Give the count of lines containing the string "content", with no other output.

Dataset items
::::::::::
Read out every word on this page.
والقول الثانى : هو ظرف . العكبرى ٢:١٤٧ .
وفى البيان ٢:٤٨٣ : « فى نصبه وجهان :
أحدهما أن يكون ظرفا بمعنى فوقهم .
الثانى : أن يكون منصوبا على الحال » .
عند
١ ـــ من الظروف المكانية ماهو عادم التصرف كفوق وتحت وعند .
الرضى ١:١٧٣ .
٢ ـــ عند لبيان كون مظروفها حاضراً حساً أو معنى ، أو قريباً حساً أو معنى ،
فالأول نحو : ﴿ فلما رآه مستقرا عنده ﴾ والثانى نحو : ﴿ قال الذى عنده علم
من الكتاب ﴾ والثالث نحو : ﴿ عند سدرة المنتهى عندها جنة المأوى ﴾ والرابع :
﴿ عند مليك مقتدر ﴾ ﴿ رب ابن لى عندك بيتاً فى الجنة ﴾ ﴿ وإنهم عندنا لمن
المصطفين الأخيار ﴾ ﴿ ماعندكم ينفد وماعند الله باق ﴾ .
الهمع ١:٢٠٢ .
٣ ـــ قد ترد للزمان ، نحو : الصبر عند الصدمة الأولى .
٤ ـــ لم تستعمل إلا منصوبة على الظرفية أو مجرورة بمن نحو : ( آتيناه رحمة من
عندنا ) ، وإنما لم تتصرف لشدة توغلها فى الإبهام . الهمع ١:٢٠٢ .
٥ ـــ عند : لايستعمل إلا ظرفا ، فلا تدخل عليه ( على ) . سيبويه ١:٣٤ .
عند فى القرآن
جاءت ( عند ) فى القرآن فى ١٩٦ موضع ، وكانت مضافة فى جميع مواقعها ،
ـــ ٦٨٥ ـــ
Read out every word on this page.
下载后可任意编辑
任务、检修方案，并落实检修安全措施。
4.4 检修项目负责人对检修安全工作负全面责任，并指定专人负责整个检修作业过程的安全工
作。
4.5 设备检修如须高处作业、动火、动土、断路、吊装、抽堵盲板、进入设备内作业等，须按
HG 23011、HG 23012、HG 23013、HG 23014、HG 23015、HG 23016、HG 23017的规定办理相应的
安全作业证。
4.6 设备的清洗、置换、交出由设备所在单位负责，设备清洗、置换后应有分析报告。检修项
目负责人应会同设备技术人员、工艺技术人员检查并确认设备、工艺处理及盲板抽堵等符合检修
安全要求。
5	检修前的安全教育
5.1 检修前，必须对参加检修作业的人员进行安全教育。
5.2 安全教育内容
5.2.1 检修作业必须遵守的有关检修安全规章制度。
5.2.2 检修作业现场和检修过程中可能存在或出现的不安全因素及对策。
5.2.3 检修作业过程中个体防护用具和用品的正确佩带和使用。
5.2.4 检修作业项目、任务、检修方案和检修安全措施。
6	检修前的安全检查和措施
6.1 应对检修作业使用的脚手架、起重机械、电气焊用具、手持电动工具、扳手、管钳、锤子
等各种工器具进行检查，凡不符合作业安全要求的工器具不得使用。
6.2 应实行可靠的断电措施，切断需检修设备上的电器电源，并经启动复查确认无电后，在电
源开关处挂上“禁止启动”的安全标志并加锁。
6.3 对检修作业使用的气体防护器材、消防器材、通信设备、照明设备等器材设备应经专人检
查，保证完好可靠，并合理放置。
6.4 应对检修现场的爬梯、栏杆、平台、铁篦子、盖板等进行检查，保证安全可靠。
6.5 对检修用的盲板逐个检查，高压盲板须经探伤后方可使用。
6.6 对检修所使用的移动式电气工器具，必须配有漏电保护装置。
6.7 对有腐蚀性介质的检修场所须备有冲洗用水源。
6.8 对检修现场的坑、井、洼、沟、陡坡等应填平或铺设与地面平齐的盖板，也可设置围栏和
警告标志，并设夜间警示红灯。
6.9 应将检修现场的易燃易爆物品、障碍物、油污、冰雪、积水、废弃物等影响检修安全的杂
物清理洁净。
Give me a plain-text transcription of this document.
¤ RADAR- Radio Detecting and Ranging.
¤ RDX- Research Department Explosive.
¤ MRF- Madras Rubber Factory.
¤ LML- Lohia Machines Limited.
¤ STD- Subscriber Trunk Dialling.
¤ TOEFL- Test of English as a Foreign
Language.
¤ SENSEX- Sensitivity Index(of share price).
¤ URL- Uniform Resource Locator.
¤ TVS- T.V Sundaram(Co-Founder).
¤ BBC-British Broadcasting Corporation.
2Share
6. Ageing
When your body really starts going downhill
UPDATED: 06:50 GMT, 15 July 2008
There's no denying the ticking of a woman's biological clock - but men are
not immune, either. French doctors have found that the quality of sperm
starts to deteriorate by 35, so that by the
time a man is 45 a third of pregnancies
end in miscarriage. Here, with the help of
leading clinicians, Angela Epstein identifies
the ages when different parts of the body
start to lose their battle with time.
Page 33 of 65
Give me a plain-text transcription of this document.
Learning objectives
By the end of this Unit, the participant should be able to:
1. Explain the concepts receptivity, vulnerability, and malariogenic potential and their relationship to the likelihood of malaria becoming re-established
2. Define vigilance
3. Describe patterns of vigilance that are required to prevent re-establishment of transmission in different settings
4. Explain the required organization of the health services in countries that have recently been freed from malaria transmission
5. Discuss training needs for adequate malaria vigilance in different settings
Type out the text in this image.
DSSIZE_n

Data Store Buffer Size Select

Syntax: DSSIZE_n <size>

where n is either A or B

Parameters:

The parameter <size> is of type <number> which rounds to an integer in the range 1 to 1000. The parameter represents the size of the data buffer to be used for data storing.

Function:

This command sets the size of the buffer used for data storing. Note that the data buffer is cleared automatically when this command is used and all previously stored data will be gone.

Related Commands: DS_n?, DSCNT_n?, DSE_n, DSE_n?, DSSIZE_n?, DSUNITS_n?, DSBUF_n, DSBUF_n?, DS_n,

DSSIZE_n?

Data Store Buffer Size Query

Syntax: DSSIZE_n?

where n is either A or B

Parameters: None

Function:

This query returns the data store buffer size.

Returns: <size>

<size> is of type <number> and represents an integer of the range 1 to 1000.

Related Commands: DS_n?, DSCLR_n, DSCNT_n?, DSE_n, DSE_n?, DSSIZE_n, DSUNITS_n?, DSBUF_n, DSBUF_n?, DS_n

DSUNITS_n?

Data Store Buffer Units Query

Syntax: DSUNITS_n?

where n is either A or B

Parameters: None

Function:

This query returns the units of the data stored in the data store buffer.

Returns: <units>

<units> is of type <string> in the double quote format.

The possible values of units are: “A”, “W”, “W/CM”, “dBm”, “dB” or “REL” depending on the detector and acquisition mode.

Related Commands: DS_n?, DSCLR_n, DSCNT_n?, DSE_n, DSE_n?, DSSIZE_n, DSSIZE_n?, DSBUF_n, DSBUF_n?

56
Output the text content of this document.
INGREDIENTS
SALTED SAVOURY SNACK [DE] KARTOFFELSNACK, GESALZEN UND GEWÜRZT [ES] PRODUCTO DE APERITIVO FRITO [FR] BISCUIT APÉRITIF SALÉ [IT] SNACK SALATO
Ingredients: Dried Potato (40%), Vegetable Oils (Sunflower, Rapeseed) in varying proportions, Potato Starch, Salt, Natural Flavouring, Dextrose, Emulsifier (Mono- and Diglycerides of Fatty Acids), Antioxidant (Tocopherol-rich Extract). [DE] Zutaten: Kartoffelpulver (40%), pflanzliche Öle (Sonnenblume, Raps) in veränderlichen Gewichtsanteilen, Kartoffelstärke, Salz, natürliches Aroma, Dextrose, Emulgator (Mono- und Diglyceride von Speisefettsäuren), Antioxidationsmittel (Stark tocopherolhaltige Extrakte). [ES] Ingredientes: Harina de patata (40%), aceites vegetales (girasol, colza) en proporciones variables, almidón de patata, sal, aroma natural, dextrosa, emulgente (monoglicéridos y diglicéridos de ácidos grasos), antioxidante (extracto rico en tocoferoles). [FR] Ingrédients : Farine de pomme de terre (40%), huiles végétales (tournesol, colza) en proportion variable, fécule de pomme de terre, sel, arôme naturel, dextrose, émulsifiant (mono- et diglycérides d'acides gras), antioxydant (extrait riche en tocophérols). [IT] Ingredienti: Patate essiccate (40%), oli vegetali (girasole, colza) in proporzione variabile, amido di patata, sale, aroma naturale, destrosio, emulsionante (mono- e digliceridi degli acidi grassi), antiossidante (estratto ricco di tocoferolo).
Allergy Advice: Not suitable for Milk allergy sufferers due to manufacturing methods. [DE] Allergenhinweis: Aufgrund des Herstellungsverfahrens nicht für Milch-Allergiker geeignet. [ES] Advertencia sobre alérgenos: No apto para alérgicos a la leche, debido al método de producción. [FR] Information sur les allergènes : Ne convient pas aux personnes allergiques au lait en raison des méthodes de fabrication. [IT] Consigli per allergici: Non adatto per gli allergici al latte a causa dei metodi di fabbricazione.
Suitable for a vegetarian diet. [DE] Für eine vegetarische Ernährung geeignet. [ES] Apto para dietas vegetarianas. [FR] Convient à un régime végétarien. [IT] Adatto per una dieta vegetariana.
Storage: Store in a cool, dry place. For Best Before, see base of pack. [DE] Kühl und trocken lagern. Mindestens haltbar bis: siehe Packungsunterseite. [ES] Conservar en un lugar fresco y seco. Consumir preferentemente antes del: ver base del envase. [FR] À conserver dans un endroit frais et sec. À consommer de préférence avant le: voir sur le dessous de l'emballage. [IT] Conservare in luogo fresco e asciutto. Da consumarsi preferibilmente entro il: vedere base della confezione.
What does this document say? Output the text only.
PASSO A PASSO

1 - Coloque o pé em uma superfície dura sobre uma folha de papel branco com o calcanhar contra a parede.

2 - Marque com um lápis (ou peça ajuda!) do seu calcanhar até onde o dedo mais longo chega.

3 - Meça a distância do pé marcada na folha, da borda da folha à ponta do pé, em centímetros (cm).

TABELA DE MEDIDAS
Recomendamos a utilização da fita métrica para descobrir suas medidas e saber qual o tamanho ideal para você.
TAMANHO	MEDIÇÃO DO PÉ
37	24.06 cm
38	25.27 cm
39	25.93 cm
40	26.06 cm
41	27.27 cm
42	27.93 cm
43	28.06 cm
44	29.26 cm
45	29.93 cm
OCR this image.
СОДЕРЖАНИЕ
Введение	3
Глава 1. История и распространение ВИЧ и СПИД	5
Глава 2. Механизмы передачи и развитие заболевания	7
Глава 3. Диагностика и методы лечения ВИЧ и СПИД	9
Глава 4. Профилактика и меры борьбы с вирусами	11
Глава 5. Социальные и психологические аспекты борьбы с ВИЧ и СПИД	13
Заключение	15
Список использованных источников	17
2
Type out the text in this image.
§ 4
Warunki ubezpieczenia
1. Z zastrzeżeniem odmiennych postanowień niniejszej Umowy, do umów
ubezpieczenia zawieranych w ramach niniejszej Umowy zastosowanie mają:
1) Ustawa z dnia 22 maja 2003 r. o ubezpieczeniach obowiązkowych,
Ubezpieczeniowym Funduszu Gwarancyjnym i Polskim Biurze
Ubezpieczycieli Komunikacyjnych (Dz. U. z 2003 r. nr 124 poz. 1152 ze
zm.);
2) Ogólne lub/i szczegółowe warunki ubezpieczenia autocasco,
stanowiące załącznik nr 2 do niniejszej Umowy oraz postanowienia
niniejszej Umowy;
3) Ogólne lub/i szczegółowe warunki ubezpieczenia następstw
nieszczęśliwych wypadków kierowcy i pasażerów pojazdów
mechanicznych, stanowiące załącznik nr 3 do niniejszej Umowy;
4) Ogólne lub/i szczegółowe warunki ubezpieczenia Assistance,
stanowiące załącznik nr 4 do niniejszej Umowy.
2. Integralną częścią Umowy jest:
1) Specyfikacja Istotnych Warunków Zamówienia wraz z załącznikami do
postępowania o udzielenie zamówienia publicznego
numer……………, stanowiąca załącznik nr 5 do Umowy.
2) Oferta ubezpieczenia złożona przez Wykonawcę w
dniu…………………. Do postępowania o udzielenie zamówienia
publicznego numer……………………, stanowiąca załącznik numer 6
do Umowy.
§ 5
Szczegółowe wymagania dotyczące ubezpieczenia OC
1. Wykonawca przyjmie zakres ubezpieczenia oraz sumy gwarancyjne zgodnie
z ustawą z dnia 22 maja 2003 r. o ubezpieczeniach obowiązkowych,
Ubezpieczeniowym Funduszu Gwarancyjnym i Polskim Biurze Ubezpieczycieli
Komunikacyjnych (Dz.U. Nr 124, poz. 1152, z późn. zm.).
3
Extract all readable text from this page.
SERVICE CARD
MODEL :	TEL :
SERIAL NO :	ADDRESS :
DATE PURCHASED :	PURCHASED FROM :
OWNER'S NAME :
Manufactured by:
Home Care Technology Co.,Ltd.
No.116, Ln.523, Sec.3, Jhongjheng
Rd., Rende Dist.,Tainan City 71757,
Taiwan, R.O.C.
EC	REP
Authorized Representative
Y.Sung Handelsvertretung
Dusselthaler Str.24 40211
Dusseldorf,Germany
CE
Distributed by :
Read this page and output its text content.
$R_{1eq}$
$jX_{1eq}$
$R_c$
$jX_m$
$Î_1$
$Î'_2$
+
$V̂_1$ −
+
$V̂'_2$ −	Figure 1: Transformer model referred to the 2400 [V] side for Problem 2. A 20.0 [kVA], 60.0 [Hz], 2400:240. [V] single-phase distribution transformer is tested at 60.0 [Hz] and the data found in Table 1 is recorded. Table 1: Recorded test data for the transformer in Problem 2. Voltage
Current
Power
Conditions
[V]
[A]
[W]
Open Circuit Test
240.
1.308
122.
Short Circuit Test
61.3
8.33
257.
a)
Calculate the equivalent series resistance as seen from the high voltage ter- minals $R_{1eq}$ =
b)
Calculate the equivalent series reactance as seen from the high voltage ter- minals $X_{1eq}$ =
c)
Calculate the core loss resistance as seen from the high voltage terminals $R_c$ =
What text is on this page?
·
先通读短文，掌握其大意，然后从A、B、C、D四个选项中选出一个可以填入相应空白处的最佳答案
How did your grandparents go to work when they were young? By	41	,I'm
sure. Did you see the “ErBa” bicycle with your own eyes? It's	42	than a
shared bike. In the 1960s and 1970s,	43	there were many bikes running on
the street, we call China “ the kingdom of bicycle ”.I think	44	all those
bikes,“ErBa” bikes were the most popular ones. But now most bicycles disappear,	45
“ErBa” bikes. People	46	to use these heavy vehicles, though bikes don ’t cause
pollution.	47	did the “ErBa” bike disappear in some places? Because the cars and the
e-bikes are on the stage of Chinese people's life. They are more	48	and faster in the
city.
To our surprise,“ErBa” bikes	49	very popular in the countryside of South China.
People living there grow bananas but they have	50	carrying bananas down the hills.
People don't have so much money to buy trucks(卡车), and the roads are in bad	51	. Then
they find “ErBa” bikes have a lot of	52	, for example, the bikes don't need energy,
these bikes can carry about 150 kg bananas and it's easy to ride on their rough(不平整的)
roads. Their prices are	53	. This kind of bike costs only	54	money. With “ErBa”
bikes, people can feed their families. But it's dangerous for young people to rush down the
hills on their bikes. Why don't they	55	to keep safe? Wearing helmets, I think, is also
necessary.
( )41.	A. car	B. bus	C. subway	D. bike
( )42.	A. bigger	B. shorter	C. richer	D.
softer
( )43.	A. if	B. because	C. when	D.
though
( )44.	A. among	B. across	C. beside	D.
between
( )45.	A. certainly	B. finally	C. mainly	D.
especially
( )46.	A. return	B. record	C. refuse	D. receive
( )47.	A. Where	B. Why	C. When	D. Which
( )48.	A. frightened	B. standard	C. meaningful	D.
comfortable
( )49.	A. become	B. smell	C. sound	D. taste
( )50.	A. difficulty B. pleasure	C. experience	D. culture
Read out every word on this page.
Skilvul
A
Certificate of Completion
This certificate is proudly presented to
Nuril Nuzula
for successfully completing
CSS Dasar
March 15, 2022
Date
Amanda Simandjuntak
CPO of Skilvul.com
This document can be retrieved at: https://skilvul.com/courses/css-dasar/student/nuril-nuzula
::::::::::
Worked solution
2